* **Short problem**: Every entry that follows should be repeated exactly; drop the images.

* **Data provided**:
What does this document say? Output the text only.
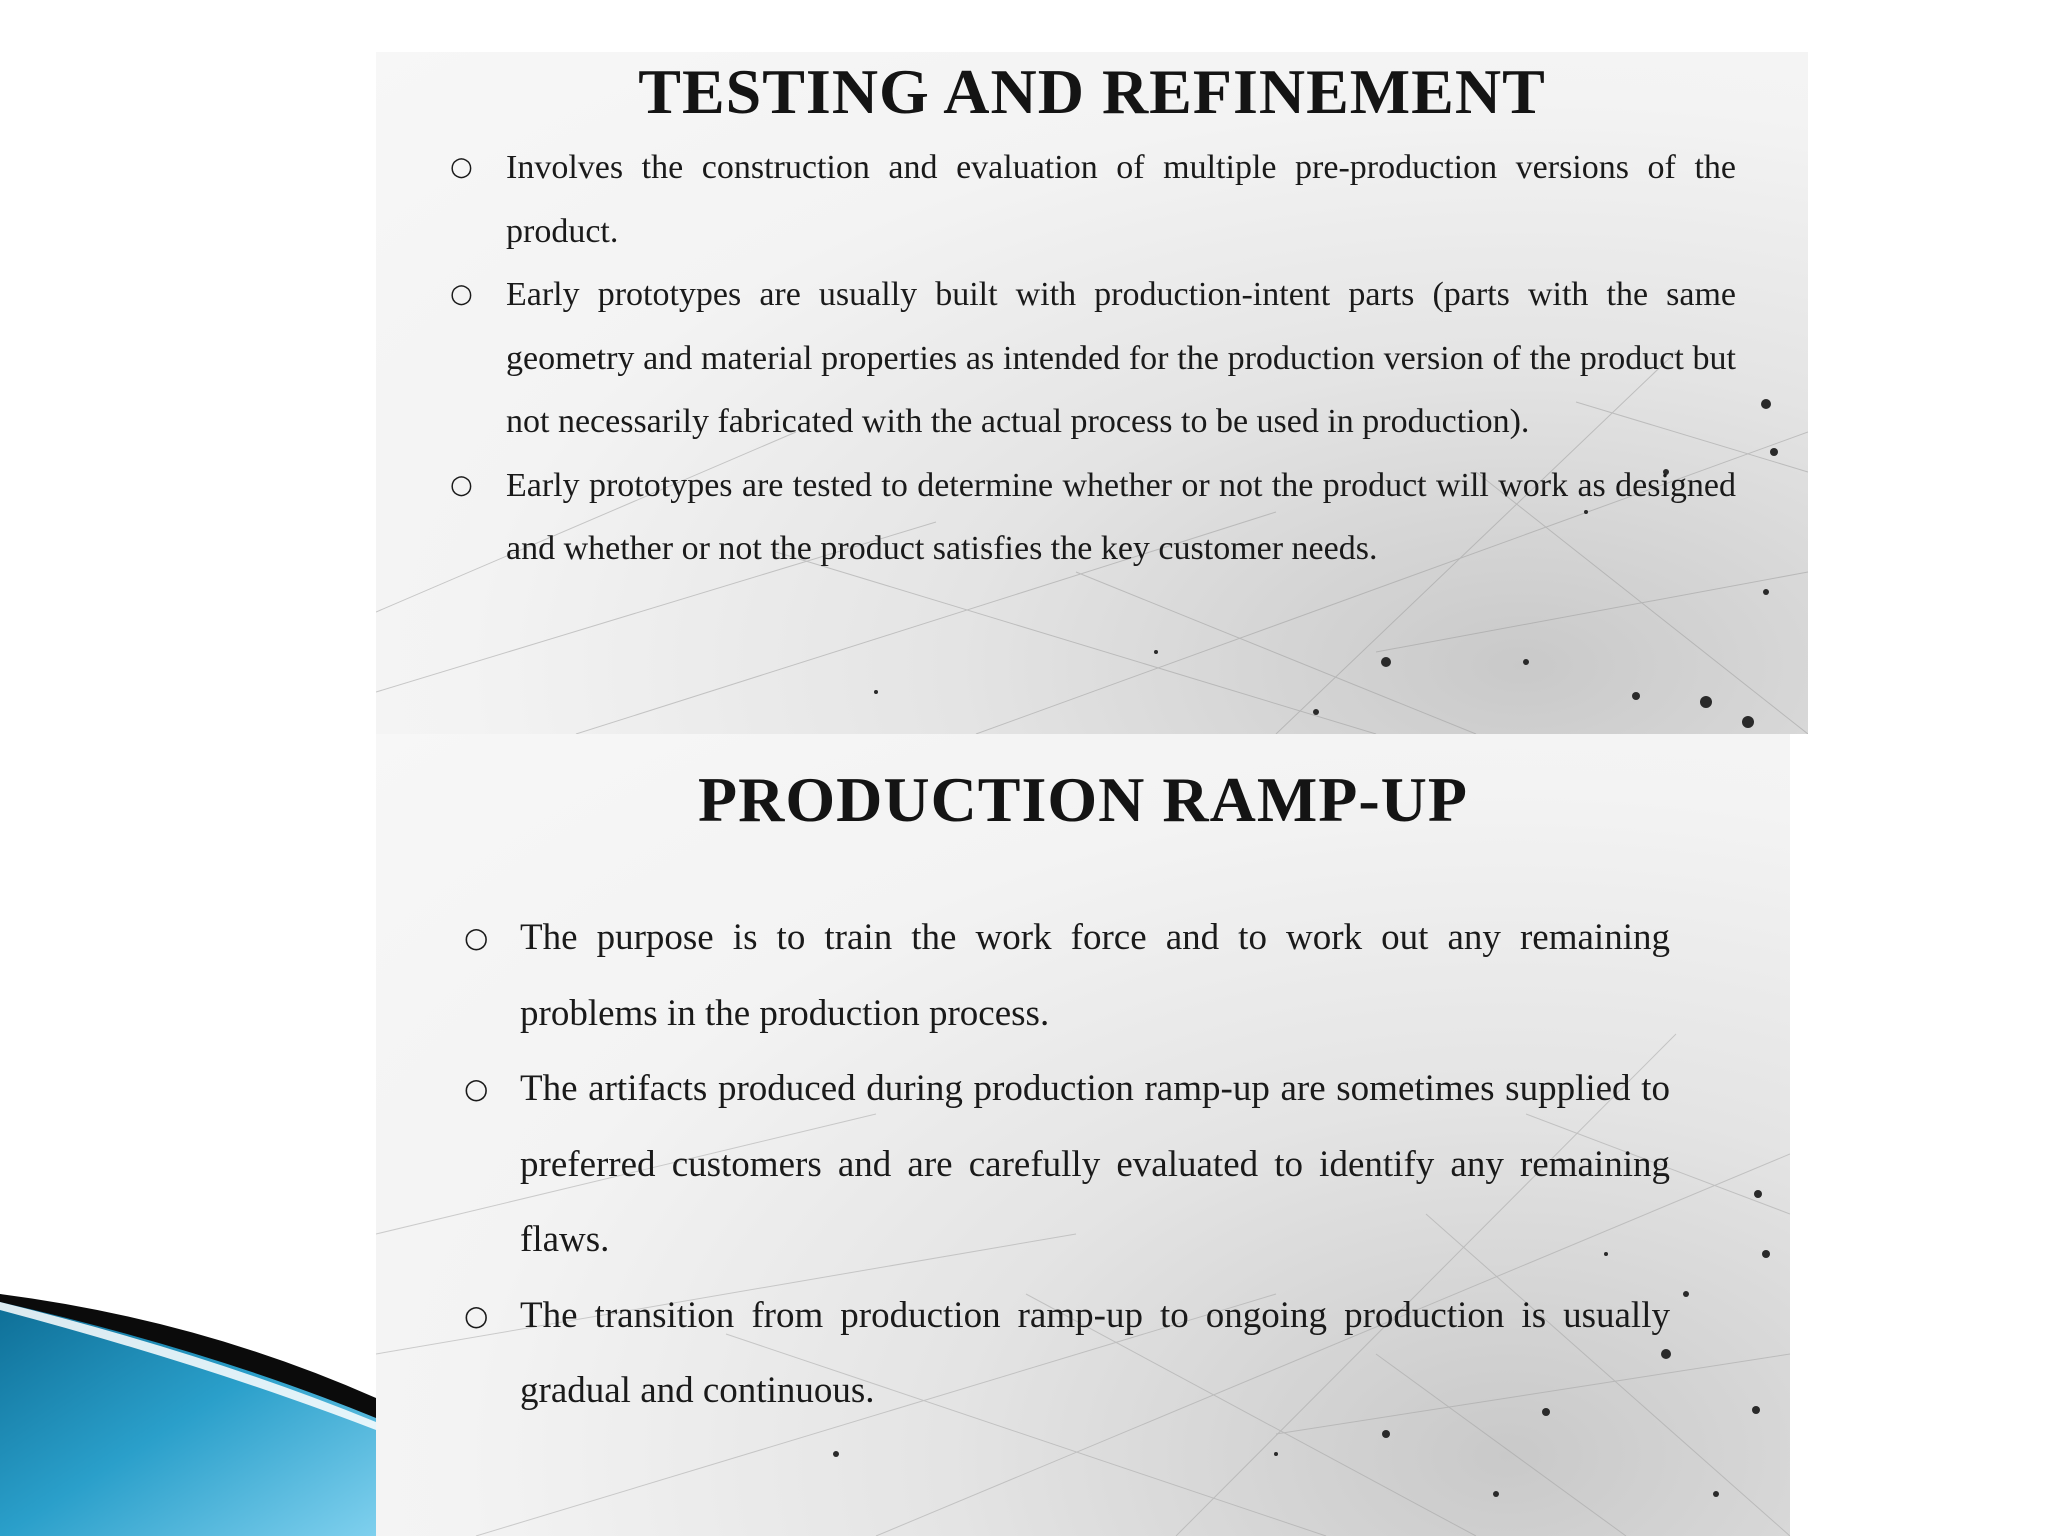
TESTING AND REFINEMENT
○ Involves the construction and evaluation of multiple pre-production versions of the product.
○ Early prototypes are usually built with production-intent parts (parts with the same geometry and material properties as intended for the production version of the product but not necessarily fabricated with the actual process to be used in production).
○ Early prototypes are tested to determine whether or not the product will work as designed and whether or not the product satisfies the key customer needs.
PRODUCTION RAMP-UP
○ The purpose is to train the work force and to work out any remaining problems in the production process.
○ The artifacts produced during production ramp-up are sometimes supplied to preferred customers and are carefully evaluated to identify any remaining flaws.
○ The transition from production ramp-up to ongoing production is usually gradual and continuous.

* **The answer**:
What does this document say? Output the text only.
TESTING AND REFINEMENT
○ Involves the construction and evaluation of multiple pre-production versions of the product.
○ Early prototypes are usually built with production-intent parts (parts with the same geometry and material properties as intended for the production version of the product but not necessarily fabricated with the actual process to be used in production).
○ Early prototypes are tested to determine whether or not the product will work as designed and whether or not the product satisfies the key customer needs.
PRODUCTION RAMP-UP
○ The purpose is to train the work force and to work out any remaining problems in the production process.
○ The artifacts produced during production ramp-up are sometimes supplied to preferred customers and are carefully evaluated to identify any remaining flaws.
○ The transition from production ramp-up to ongoing production is usually gradual and continuous.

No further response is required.